The problem => Report how many lines of the following entries include the string "ASHURST"; respond with the number alone.

(Rows from a figure dataset)
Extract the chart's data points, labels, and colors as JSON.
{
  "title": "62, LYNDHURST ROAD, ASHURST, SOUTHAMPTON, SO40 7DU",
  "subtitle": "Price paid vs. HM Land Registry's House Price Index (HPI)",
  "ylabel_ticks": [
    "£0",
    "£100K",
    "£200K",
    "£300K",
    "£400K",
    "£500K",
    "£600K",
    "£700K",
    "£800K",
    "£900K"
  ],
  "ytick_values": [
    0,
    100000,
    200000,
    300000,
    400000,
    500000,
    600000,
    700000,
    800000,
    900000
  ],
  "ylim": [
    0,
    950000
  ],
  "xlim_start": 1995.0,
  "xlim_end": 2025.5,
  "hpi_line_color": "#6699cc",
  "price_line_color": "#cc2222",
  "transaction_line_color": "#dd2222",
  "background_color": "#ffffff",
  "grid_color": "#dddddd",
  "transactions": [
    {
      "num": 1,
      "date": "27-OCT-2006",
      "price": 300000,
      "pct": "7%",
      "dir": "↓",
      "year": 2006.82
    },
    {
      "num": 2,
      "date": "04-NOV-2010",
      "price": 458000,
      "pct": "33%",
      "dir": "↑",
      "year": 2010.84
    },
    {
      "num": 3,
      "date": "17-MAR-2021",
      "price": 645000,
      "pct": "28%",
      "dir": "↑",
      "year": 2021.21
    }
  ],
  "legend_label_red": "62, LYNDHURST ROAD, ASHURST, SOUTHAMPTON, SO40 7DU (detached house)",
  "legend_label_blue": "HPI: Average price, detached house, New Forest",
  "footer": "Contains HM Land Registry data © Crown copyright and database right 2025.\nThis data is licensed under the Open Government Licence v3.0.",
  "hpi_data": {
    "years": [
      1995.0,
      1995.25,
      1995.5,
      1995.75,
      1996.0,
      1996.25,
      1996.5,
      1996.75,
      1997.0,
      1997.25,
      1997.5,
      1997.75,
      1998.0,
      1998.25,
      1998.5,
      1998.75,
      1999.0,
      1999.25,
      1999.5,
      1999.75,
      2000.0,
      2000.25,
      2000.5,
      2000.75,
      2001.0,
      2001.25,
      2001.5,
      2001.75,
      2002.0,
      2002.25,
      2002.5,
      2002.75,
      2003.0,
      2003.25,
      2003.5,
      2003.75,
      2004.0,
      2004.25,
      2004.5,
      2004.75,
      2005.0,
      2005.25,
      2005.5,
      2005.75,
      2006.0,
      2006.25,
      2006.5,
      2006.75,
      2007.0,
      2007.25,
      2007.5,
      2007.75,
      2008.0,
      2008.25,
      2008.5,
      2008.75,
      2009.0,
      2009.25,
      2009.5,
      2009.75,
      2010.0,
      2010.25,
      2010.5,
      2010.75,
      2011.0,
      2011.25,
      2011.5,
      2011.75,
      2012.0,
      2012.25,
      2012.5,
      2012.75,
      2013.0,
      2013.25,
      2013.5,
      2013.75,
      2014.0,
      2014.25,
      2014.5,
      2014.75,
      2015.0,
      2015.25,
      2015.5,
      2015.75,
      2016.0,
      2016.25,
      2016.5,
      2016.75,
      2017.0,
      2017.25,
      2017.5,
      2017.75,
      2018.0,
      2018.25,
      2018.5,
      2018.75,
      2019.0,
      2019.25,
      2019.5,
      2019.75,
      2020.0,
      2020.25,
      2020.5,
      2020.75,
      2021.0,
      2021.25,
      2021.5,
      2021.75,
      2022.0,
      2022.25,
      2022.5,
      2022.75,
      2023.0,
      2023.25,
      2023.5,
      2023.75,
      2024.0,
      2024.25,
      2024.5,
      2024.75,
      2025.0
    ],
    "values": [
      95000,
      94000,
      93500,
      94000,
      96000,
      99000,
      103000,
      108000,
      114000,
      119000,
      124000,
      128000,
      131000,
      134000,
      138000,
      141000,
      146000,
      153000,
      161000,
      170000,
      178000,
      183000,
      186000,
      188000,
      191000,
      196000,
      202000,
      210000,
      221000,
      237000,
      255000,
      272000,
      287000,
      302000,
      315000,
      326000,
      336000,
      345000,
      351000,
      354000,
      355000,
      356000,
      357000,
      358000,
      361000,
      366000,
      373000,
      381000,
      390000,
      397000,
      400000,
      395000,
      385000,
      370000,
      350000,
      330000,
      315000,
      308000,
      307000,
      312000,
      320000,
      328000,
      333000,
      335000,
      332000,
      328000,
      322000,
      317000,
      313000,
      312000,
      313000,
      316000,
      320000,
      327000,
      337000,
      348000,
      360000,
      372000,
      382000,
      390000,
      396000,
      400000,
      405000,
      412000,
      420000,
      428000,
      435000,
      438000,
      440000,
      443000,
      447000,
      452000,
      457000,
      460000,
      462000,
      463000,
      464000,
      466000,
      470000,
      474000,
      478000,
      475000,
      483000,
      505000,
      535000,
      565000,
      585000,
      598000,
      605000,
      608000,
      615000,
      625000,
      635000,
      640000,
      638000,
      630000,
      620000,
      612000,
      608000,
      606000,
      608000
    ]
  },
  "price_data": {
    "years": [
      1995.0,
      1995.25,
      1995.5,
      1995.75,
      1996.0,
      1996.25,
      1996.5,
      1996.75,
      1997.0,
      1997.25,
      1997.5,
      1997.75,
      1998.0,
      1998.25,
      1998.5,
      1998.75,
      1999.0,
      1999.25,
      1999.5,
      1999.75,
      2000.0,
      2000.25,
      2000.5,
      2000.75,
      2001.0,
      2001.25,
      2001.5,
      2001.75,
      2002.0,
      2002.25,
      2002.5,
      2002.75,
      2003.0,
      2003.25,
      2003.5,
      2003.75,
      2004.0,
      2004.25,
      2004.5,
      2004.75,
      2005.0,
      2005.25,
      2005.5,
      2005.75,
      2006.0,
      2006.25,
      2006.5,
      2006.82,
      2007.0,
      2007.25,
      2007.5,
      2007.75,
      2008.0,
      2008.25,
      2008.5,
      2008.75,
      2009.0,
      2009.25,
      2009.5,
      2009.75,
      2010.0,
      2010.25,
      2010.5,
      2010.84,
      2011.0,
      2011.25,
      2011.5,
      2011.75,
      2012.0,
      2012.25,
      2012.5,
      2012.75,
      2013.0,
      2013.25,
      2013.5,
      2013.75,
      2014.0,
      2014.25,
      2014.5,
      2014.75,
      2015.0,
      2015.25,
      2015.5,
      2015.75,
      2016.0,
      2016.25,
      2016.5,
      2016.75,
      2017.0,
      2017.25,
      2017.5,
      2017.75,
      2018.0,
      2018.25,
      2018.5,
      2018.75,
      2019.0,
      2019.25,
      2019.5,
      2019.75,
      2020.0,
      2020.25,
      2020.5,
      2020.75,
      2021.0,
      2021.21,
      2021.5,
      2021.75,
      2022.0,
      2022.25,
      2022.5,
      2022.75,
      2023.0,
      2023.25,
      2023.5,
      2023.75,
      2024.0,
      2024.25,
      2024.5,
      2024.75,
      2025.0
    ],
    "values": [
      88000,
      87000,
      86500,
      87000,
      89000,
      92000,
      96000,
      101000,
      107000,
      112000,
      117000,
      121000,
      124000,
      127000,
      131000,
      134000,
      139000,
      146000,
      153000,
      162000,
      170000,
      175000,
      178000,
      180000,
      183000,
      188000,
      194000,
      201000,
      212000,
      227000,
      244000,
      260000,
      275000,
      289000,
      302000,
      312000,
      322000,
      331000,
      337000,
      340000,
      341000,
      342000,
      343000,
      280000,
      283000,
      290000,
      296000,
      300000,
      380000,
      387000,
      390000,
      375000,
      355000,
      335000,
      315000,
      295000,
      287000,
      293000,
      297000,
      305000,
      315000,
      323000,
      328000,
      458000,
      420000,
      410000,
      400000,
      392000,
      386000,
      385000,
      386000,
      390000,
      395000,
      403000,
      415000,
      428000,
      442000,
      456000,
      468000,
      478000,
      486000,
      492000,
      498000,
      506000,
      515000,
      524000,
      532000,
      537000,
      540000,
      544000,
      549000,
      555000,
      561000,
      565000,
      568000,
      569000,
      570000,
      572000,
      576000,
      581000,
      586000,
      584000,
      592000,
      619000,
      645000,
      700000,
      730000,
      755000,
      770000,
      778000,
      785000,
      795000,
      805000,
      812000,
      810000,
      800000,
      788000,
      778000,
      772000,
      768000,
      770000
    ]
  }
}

Answer to this task => 2